Write out every record in full, exactly as written, please.

* * * * *

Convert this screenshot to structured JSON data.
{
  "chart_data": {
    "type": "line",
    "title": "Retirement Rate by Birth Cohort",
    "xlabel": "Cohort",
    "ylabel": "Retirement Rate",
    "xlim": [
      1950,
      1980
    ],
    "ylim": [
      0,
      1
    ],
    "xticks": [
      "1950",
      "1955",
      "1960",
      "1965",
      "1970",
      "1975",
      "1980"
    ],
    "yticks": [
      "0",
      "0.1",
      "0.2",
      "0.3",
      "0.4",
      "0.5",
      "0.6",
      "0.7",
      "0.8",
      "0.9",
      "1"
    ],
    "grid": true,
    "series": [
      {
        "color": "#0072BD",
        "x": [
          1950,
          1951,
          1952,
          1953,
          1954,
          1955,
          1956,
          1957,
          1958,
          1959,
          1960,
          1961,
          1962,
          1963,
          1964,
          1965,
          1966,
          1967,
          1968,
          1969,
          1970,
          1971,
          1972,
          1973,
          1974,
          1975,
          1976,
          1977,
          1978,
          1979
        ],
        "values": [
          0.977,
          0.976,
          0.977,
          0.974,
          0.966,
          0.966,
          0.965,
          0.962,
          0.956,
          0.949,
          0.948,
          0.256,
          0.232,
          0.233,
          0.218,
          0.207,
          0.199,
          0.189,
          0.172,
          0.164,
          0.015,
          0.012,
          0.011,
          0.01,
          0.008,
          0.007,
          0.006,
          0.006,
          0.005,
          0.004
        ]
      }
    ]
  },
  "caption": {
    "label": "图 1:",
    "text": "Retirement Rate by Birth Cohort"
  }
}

* * * * *

» **Solved exercise**:
Convert this screenshot to structured JSON data.
{
  "chart_data": {
    "type": "line",
    "title": "Retirement Rate by Birth Cohort",
    "xlabel": "Cohort",
    "ylabel": "Retirement Rate",
    "xlim": [
      1950,
      1980
    ],
    "ylim": [
      0,
      1
    ],
    "xticks": [
      "1950",
      "1955",
      "1960",
      "1965",
      "1970",
      "1975",
      "1980"
    ],
    "yticks": [
      "0",
      "0.1",
      "0.2",
      "0.3",
      "0.4",
      "0.5",
      "0.6",
      "0.7",
      "0.8",
      "0.9",
      "1"
    ],
    "grid": true,
    "series": [
      {
        "color": "#0072BD",
        "x": [
          1950,
          1951,
          1952,
          1953,
          1954,
          1955,
          1956,
          1957,
          1958,
          1959,
          1960,
          1961,
          1962,
          1963,
          1964,
          1965,
          1966,
          1967,
          1968,
          1969,
          1970,
          1971,
          1972,
          1973,
          1974,
          1975,
          1976,
          1977,
          1978,
          1979
        ],
        "values": [
          0.977,
          0.976,
          0.977,
          0.974,
          0.966,
          0.966,
          0.965,
          0.962,
          0.956,
          0.949,
          0.948,
          0.256,
          0.232,
          0.233,
          0.218,
          0.207,
          0.199,
          0.189,
          0.172,
          0.164,
          0.015,
          0.012,
          0.011,
          0.01,
          0.008,
          0.007,
          0.006,
          0.006,
          0.005,
          0.004
        ]
      }
    ]
  },
  "caption": {
    "label": "图 1:",
    "text": "Retirement Rate by Birth Cohort"
  }
}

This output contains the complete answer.